■ **Travail demandé**
• 1. D'après le texte sur la captivité de Jean le Bon, quelle somme les Français doivent-ils verser aux Anglais ?
• 2. Dans le texte sur la captivité de Jean le Bon, recopiez tout ce qui va de « En effet, les » jusqu'à « d’une monnaie stable. » en substituant « indemnité » à « rançon ».
• 3. Poursuivez le texte sur la captivité de Jean le Bon après sa dernière phrase.

■ **Texte extrait**
1356, guerre de Cent ans. La France est en fâcheuse posture : les ennemis anglais viennent de capturer le roi Jean le Bon lors de la bataille de Poitiers. Pour le royaume, c’est une catastrophe non seulement politique mais aussi... économique !
En effet, les Anglais réclament une énorme rançon en échange de l’illustre prisonnier. Les Français doivent s’acquitter d’une somme de 3 millions d’écus. Comment payer ?
Le roi, libéré provisoirement contre la promesse de trouver l’argent, se démène pour remplir les caisses du royaume. Il marie sa fille à un riche seigneur, fait fondre sa vaisselle d’or, mais cela ne suffit pas. Il n’a pas le choix : il faut établir de nouvelles taxes.
Pour s’assurer de la coopération de ses sujets, déjà échaudés par la guerre, le roi décide de leur accorder une contrepartie : la création d’une monnaie stable.

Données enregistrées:

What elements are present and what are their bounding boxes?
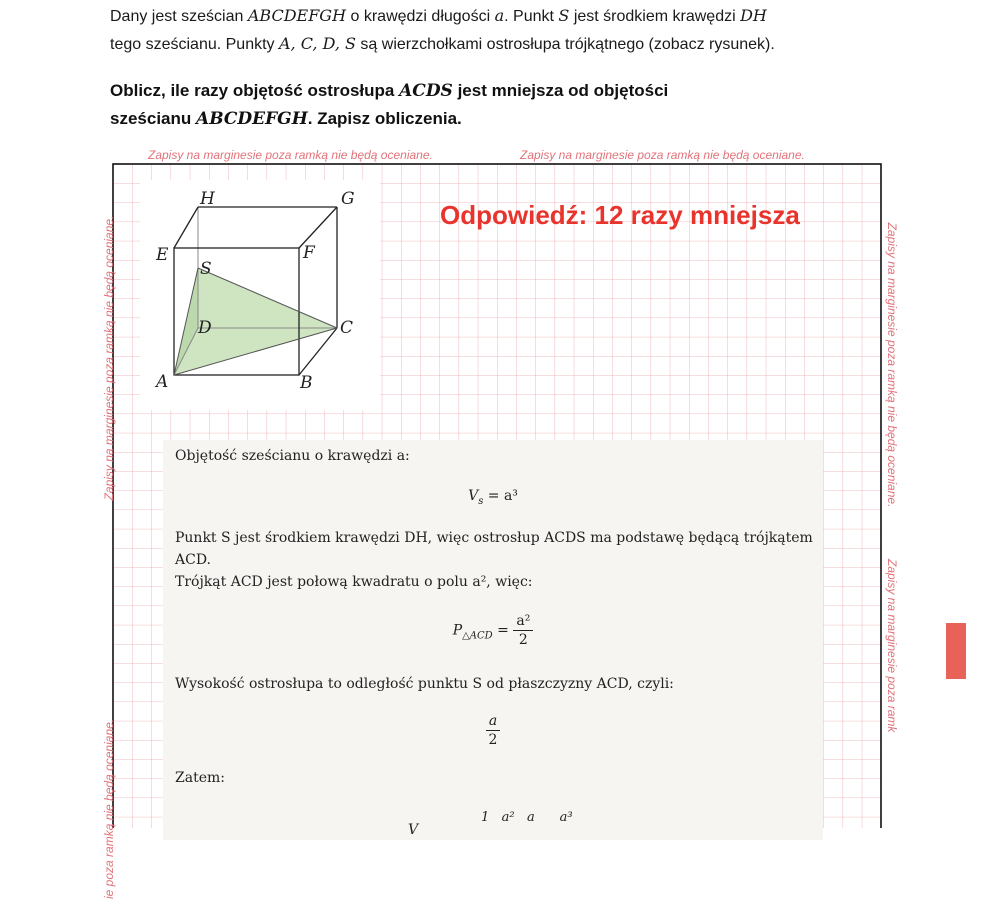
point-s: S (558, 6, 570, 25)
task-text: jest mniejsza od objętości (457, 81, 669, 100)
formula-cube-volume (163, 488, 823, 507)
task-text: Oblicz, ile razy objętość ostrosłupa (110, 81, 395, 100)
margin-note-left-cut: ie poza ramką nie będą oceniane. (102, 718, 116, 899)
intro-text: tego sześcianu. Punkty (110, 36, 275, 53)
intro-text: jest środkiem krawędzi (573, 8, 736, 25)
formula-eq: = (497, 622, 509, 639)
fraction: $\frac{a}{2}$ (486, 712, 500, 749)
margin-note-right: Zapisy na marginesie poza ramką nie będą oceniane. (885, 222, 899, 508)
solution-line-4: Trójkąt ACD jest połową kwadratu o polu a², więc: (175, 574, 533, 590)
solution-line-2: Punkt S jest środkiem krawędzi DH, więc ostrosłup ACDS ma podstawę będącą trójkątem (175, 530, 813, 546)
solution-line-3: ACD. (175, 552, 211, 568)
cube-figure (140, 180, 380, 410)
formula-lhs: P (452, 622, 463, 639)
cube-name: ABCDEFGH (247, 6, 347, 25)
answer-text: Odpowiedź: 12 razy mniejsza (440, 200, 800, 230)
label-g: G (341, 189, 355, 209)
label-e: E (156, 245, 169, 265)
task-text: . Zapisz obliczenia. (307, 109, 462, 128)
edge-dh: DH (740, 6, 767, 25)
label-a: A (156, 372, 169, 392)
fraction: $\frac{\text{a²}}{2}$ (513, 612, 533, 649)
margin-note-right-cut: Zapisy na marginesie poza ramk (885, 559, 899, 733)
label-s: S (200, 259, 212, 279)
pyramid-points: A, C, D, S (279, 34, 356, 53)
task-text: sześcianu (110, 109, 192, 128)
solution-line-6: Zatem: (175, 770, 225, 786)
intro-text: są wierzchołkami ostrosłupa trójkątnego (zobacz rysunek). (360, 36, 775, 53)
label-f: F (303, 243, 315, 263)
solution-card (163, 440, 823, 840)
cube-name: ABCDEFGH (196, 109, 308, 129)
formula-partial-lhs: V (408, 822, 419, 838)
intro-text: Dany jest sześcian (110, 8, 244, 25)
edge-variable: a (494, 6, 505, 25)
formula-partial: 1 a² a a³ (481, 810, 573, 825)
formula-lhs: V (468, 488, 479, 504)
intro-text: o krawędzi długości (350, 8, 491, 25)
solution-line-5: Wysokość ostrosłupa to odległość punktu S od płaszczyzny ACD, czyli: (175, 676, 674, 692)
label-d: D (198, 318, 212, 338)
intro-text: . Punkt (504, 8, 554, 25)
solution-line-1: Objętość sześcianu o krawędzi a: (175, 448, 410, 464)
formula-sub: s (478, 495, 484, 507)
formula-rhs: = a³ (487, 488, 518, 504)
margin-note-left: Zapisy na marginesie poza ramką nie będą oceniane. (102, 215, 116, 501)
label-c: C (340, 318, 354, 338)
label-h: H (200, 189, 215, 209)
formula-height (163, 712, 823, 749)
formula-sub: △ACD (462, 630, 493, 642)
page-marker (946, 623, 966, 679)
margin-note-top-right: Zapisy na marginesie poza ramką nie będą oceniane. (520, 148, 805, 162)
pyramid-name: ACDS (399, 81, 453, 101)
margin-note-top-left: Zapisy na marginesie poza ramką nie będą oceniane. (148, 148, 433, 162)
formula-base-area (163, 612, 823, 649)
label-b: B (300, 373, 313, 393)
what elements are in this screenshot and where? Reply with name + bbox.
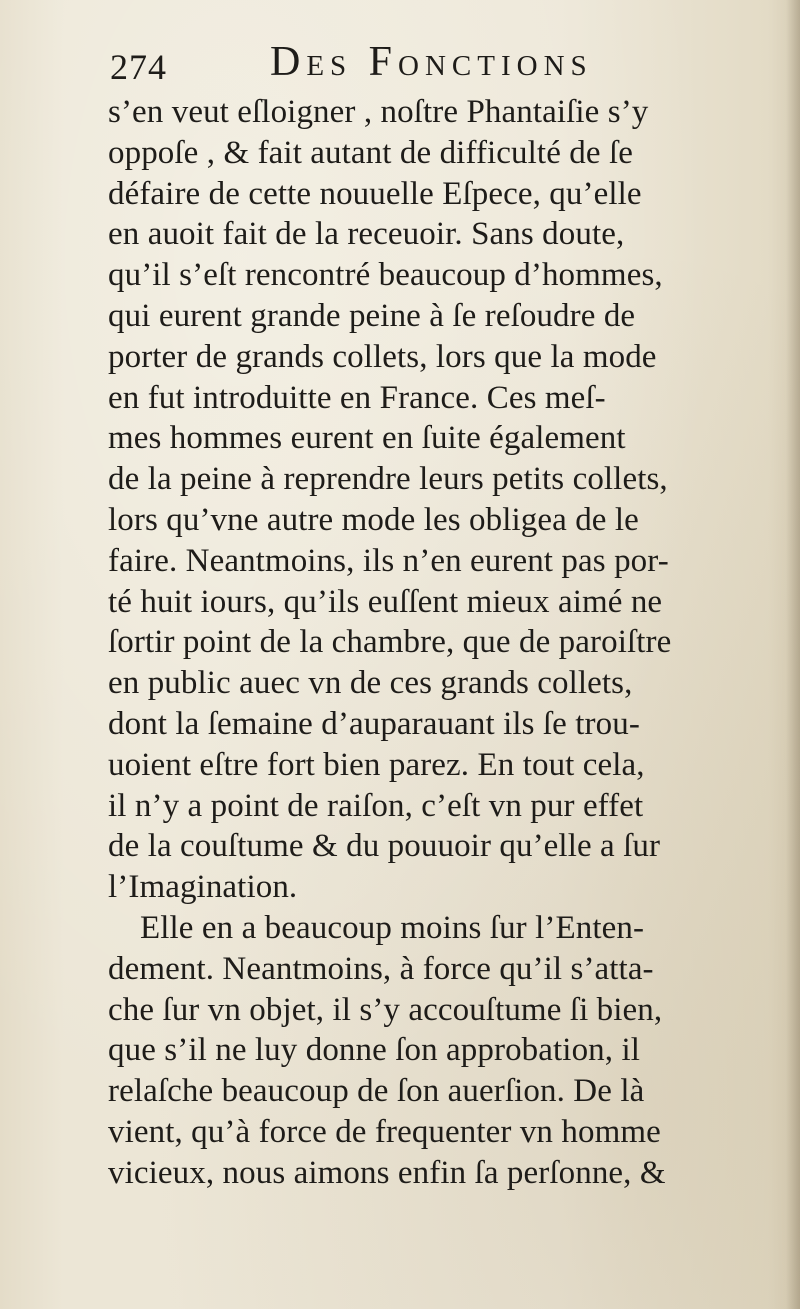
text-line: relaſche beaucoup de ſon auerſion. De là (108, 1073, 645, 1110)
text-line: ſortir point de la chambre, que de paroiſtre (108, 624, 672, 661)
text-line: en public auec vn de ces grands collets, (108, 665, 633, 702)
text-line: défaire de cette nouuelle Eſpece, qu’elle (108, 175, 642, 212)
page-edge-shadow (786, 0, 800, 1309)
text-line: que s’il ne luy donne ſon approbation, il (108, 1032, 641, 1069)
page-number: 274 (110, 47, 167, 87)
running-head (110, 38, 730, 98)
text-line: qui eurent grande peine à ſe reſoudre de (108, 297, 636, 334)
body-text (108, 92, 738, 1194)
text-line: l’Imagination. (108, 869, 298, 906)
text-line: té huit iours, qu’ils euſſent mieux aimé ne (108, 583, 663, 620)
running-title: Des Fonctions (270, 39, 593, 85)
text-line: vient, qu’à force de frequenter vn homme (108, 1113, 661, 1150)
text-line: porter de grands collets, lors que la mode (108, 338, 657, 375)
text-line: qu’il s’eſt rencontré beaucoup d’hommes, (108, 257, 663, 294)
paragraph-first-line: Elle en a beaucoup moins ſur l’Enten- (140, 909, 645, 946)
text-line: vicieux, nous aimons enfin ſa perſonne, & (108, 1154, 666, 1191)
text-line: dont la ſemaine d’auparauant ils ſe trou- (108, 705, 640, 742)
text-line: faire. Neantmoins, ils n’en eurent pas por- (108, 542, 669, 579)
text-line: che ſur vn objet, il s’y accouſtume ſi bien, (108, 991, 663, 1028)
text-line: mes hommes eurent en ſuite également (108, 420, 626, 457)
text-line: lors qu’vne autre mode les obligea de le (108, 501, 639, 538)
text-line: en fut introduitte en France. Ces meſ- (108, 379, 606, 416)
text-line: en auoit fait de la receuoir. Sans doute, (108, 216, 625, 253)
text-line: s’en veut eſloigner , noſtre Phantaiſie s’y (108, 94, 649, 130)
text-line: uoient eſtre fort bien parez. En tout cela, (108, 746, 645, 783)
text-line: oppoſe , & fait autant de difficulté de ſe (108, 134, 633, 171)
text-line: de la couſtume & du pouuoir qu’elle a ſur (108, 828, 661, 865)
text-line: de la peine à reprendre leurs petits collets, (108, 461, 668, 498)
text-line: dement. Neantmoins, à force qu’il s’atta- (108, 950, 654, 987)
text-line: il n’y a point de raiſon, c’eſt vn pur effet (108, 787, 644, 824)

■ **Résultats de l'exercice**
• 1. Une somme de 3 millions d'écus.

• 2.
En effet, les Anglais réclament une énorme indemnité en échange de l’illustre prisonnier. Les Français doivent s’acquitter d’une somme de 3 millions d’écus. Comment payer ?
Le roi, libéré provisoirement contre la promesse de trouver l’argent, se démène pour remplir les caisses du royaume. Il marie sa fille à un riche seigneur, fait fondre sa vaisselle d’or, mais cela ne suffit pas. Il n’a pas le choix : il faut établir de nouvelles taxes.
Pour s’assurer de la coopération de ses sujets, déjà échaudés par la guerre, le roi décide de leur accorder une contrepartie : la création d’une monnaie stable.

• 3.
Anonyme, Portrait de Jean II le Bon, 1350-1375, détrempe, plâtre et or sur bois de chêne et toile, 60 x 45 cm, Musée du Louvre, Paris
Eh oui, jusqu’alors, la monarchie utilise la monnaie comme une ressource personnelle. Au gré des besoins, on réalise des dévaluations en série, en mettant, par exemple, moins de métal précieux dans une pièce... sans en changer sa valeur officielle ! Cela permet de frapper plus de pièces, mais appauvrit la population qui a (littéralement) moins d’or ou d’argent en poche.
Illustration : Aurora Muggianu, Artips Éco
Avec sa nouvelle monnaie, Jean s’engage à renoncer à ces dévaluations. Et tant qu’à faire, autant qu’elle efface l’humiliation de la défaite : le souverain figure sur les pièces en guerrier et désigné par le titre de "Roi des Francs".
Voilà sans doute pourquoi cette monnaie est surnommée... le franc !
Franc à cheval représentant Jean II le Bon, 1360. Photo : Bibliothèque nationale de France, Paris
Le roi Jean II le Bon retourne se livrer au roi d'Angleterre, tiré de Grandes chroniques de France de Charles V, Bibliothèque nationale de France, Paris
Hélas, ces mesures ne suffisent pas. Incapable de payer sa rançon, le roi finit par se livrer aux Anglais, avant de mourir en captivité. Les Français ne paieront donc jamais l’intégralité de la somme.
Quant au franc créé par Jean, il disparaît assez vite. Mais son nom va rester dans les mémoires, si bien qu’il désignera la monnaie française jusqu’à l’arrivée de l’euro !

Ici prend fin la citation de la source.